▸ WHAT THE TASK ASKS
Gather all lines in the entries below that include the word "DRIVE".

(Stored records)
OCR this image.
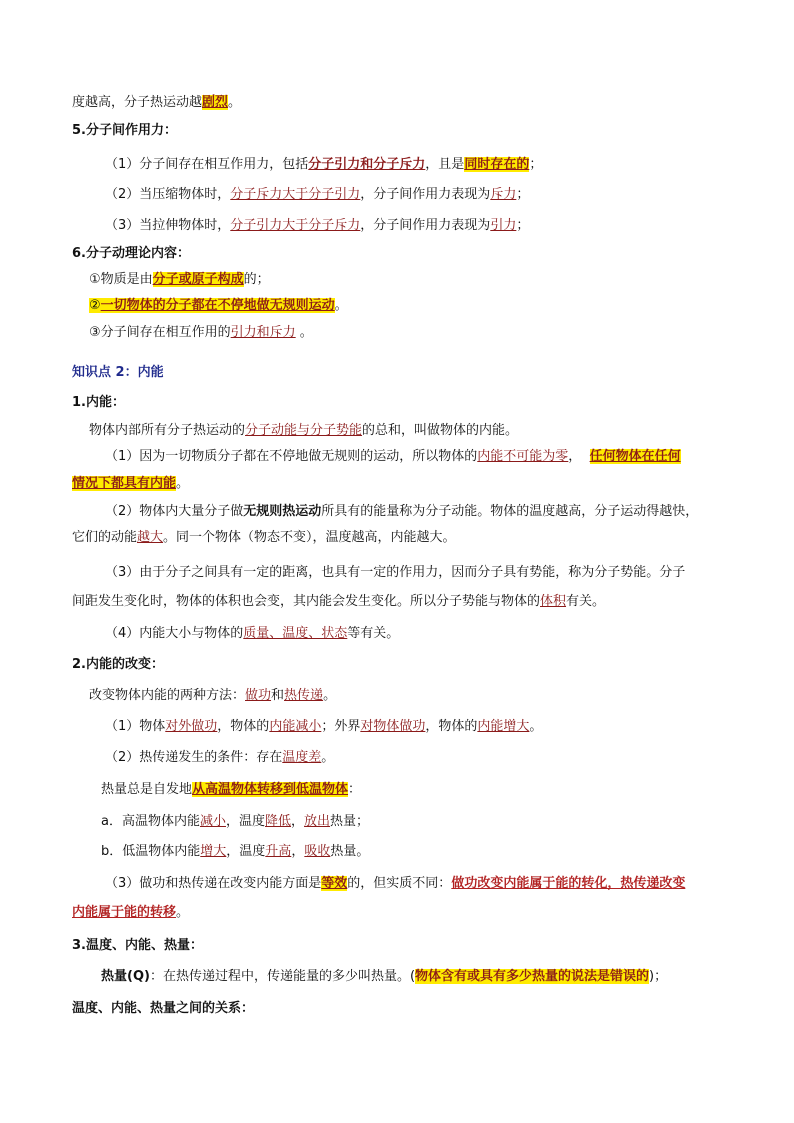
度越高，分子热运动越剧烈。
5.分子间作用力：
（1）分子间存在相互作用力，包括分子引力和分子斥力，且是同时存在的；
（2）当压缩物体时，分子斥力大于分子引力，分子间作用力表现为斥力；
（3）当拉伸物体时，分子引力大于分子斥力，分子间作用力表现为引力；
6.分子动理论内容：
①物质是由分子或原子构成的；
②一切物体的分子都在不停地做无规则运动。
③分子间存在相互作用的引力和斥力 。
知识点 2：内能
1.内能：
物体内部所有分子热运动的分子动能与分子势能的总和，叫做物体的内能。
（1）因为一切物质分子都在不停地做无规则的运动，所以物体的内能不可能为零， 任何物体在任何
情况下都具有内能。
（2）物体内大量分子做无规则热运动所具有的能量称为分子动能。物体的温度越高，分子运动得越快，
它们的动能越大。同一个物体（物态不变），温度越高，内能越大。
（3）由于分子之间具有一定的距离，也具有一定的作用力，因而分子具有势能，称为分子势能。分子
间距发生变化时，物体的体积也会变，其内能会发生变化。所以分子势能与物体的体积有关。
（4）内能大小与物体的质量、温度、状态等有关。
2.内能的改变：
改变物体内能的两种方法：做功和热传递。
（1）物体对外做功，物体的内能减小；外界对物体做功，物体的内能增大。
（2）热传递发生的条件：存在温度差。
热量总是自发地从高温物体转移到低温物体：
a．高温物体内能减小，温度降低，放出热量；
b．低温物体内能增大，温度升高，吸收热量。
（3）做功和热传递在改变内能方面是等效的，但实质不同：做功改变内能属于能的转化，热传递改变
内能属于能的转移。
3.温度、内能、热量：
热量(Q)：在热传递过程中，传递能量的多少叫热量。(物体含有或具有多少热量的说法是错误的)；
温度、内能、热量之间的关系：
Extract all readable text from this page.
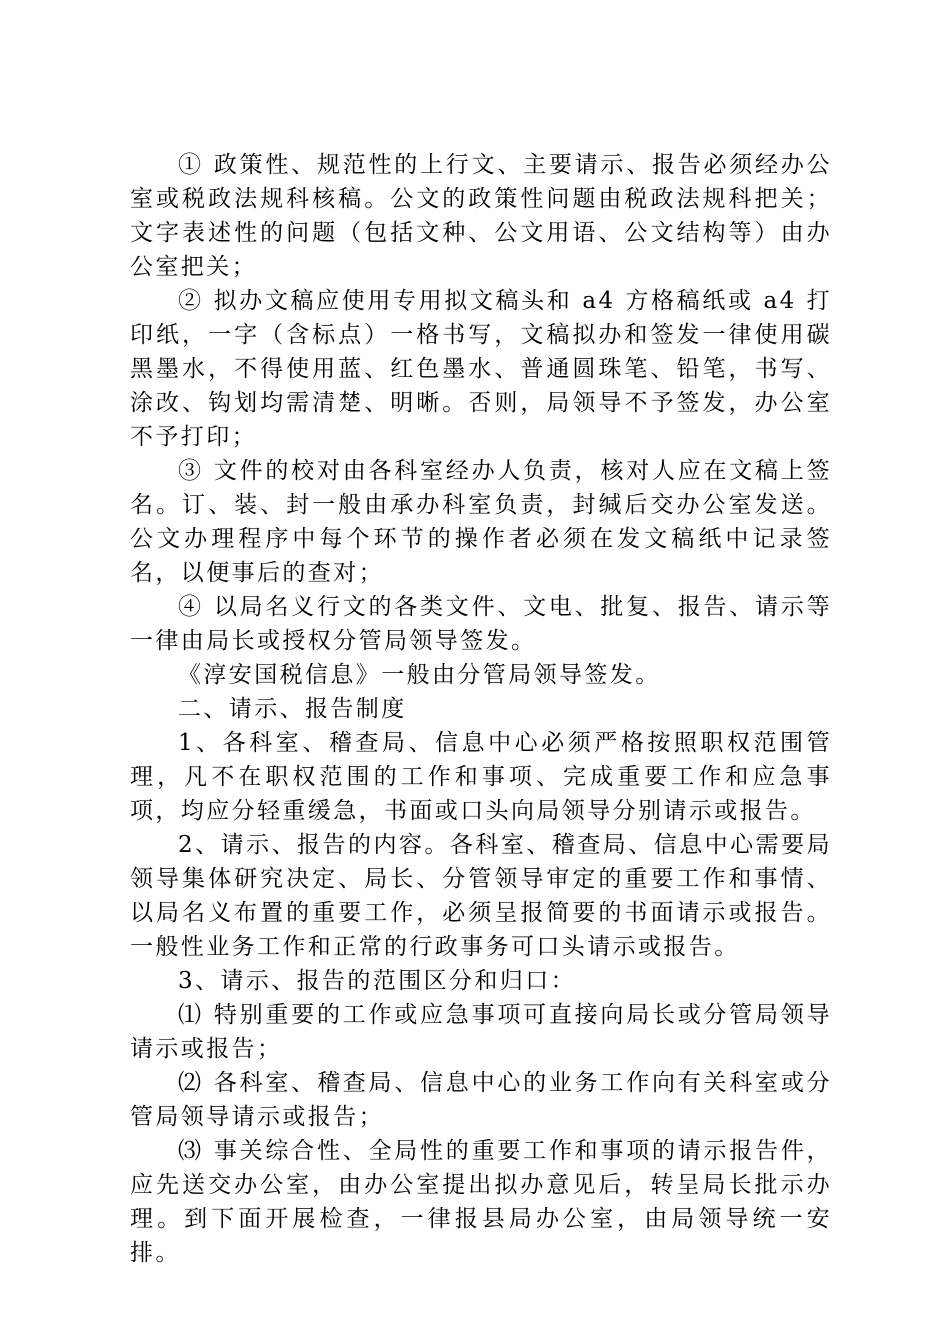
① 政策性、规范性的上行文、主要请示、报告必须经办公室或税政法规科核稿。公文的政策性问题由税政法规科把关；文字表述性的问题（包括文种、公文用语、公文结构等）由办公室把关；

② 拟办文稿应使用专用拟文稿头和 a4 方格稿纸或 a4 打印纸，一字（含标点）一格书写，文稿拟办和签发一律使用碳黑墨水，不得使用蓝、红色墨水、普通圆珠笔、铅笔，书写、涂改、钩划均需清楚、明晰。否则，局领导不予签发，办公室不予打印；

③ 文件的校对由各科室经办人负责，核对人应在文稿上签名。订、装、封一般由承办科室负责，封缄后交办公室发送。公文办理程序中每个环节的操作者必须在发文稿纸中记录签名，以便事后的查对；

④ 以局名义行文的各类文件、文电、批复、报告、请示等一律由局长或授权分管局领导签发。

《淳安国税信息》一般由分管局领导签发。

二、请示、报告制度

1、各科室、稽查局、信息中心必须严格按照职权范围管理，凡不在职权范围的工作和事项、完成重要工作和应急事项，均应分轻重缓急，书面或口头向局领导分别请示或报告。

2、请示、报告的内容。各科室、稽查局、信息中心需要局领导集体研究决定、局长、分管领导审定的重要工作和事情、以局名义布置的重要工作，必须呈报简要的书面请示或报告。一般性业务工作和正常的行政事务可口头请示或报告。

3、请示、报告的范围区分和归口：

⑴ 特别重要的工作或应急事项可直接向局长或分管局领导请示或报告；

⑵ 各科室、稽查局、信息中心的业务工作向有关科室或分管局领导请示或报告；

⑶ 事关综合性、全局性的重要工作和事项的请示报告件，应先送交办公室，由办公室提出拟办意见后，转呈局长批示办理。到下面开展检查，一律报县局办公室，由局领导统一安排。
--
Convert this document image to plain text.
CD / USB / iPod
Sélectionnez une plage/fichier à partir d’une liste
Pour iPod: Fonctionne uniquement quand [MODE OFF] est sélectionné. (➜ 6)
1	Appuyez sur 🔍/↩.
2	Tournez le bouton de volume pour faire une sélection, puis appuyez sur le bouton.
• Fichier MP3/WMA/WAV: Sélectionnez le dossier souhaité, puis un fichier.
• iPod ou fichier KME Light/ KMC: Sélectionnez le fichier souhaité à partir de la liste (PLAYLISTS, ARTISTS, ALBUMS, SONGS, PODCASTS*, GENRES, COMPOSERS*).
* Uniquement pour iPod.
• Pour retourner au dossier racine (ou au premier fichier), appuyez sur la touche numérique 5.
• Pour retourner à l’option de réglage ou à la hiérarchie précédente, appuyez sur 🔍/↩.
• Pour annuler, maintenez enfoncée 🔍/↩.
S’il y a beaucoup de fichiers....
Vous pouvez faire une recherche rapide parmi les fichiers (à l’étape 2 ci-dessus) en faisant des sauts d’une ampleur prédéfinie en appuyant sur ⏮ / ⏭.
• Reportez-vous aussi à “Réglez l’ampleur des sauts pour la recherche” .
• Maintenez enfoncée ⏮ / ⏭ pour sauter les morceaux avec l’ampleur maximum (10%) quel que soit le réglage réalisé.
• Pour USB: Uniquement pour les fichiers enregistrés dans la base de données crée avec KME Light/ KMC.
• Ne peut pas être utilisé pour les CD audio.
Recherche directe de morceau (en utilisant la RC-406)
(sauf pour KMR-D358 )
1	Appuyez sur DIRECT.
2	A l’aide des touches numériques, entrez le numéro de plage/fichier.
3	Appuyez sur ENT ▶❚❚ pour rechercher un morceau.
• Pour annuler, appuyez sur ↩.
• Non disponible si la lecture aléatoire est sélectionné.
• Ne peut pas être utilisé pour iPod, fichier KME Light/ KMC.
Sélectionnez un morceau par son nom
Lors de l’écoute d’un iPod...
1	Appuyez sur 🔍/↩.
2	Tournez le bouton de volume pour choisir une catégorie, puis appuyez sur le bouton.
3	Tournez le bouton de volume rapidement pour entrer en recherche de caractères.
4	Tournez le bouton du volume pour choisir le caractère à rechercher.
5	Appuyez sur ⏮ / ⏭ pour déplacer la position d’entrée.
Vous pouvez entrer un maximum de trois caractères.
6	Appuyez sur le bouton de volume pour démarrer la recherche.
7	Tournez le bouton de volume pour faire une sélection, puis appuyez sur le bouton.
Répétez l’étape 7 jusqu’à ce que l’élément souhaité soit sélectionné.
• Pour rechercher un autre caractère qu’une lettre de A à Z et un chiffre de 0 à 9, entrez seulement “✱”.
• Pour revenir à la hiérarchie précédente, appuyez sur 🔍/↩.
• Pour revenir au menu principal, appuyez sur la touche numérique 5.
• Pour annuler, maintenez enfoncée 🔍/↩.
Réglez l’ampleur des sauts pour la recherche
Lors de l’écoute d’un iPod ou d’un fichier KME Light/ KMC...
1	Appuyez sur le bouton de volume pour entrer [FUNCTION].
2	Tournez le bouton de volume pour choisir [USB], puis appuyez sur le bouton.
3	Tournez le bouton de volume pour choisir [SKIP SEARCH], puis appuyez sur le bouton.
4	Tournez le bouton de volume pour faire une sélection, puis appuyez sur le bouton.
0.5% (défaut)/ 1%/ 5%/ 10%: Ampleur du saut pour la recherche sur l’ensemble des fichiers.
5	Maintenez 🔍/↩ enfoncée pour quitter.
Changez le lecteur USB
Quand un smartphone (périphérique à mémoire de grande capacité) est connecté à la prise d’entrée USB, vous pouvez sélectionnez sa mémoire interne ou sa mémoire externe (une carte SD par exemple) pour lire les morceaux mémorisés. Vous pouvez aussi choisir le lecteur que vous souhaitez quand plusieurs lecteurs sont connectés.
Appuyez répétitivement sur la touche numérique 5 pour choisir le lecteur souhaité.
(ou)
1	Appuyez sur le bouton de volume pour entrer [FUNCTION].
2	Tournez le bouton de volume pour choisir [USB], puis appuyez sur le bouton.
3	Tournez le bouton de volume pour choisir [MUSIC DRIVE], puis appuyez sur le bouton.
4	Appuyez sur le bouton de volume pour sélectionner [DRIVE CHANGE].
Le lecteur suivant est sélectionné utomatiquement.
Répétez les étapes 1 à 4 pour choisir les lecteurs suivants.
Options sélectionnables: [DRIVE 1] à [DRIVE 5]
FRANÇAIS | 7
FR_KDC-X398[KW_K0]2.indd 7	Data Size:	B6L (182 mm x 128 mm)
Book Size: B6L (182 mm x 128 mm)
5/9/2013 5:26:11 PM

▸ EXERCISE OUTPUT
3	Tournez le bouton de volume pour choisir [MUSIC DRIVE], puis appuyez sur le bouton.
4	Appuyez sur le bouton de volume pour sélectionner [DRIVE CHANGE].
Options sélectionnables: [DRIVE 1] à [DRIVE 5]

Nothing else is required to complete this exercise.